Task to carry out:
Copy out the part of the listing that opens with the line containing "Give bounding boxes" and closes with the line containing "ok-point [898,100,902,104]", including both of those lines and reproducing every line unchanged.

Recorded data:
++++++

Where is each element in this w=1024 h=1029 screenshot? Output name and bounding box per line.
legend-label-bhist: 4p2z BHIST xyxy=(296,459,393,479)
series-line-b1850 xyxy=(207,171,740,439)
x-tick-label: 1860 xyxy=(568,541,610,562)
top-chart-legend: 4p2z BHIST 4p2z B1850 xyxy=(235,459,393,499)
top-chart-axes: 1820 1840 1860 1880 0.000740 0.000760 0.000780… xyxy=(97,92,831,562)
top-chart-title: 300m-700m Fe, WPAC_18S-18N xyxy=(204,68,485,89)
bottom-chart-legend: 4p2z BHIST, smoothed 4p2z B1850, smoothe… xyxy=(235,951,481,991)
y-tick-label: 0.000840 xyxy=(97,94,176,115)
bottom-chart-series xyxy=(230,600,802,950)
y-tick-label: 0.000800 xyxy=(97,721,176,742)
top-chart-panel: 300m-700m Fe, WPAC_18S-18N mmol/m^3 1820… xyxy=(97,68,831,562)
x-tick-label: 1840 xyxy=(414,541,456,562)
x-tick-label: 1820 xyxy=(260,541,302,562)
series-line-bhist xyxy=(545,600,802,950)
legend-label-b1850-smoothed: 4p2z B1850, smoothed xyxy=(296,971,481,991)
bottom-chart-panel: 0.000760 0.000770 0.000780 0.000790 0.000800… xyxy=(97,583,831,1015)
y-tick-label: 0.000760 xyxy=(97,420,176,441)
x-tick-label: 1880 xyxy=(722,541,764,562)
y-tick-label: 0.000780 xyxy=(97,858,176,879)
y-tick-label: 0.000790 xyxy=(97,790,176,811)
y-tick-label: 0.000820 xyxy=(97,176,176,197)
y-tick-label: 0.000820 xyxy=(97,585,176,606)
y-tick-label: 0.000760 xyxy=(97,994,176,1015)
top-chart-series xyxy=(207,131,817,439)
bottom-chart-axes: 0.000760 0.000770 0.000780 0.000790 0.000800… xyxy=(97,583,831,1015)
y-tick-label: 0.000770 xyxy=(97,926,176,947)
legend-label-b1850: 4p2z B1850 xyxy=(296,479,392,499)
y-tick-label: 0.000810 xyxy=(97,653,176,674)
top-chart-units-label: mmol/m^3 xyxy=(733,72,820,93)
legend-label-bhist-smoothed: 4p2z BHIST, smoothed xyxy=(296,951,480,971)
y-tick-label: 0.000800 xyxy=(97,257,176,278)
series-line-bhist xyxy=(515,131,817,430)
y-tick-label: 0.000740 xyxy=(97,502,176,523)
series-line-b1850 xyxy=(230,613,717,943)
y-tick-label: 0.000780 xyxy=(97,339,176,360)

++++++

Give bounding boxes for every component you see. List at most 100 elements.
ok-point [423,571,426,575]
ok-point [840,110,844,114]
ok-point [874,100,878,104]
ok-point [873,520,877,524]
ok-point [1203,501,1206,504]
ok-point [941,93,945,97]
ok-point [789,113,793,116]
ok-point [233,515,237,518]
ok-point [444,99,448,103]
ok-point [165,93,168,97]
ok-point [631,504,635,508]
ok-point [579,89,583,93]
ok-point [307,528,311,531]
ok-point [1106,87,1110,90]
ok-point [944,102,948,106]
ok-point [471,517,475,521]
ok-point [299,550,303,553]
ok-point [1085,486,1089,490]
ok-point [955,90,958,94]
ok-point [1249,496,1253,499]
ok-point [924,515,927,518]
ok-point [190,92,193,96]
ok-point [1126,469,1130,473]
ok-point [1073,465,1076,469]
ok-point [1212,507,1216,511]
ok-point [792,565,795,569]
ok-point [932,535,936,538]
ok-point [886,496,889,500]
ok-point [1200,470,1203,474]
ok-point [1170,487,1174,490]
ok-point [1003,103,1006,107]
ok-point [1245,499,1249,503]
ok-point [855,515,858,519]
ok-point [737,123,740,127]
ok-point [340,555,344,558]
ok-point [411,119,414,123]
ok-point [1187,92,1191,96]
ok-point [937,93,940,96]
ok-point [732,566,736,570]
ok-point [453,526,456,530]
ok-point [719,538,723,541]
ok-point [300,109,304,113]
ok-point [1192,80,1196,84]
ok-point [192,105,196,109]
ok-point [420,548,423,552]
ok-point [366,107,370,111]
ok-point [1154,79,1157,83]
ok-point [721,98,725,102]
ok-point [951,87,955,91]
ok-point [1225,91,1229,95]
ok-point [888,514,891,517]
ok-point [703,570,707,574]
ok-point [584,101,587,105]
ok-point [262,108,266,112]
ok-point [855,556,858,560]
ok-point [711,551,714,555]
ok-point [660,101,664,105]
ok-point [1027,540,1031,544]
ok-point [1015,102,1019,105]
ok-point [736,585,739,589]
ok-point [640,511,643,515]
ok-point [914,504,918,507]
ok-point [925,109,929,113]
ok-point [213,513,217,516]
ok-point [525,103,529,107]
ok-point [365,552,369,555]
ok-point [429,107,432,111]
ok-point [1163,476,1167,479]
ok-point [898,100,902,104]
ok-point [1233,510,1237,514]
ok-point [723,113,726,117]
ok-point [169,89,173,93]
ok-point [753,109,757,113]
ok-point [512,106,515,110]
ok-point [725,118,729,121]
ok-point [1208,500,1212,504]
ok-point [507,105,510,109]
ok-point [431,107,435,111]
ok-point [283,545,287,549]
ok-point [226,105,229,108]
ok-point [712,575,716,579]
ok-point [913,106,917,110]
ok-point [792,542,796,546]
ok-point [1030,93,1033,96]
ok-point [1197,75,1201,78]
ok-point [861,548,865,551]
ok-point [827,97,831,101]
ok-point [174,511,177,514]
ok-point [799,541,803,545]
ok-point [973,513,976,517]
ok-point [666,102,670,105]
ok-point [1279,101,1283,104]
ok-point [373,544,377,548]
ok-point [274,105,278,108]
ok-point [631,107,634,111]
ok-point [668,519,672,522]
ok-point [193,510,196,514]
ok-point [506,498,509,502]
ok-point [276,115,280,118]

++++++

Finished answer:
Give bounding boxes for every component you see. List at most 100 elements.
ok-point [423,571,426,575]
ok-point [840,110,844,114]
ok-point [874,100,878,104]
ok-point [873,520,877,524]
ok-point [1203,501,1206,504]
ok-point [941,93,945,97]
ok-point [789,113,793,116]
ok-point [233,515,237,518]
ok-point [444,99,448,103]
ok-point [165,93,168,97]
ok-point [631,504,635,508]
ok-point [579,89,583,93]
ok-point [307,528,311,531]
ok-point [1106,87,1110,90]
ok-point [944,102,948,106]
ok-point [471,517,475,521]
ok-point [299,550,303,553]
ok-point [1085,486,1089,490]
ok-point [955,90,958,94]
ok-point [1249,496,1253,499]
ok-point [924,515,927,518]
ok-point [190,92,193,96]
ok-point [1126,469,1130,473]
ok-point [1073,465,1076,469]
ok-point [1212,507,1216,511]
ok-point [792,565,795,569]
ok-point [932,535,936,538]
ok-point [886,496,889,500]
ok-point [1200,470,1203,474]
ok-point [1170,487,1174,490]
ok-point [1003,103,1006,107]
ok-point [1245,499,1249,503]
ok-point [855,515,858,519]
ok-point [737,123,740,127]
ok-point [340,555,344,558]
ok-point [411,119,414,123]
ok-point [1187,92,1191,96]
ok-point [937,93,940,96]
ok-point [732,566,736,570]
ok-point [453,526,456,530]
ok-point [719,538,723,541]
ok-point [300,109,304,113]
ok-point [1192,80,1196,84]
ok-point [192,105,196,109]
ok-point [420,548,423,552]
ok-point [366,107,370,111]
ok-point [1154,79,1157,83]
ok-point [721,98,725,102]
ok-point [951,87,955,91]
ok-point [1225,91,1229,95]
ok-point [888,514,891,517]
ok-point [703,570,707,574]
ok-point [584,101,587,105]
ok-point [262,108,266,112]
ok-point [855,556,858,560]
ok-point [711,551,714,555]
ok-point [660,101,664,105]
ok-point [1027,540,1031,544]
ok-point [1015,102,1019,105]
ok-point [736,585,739,589]
ok-point [640,511,643,515]
ok-point [914,504,918,507]
ok-point [925,109,929,113]
ok-point [213,513,217,516]
ok-point [525,103,529,107]
ok-point [365,552,369,555]
ok-point [429,107,432,111]
ok-point [1163,476,1167,479]
ok-point [898,100,902,104]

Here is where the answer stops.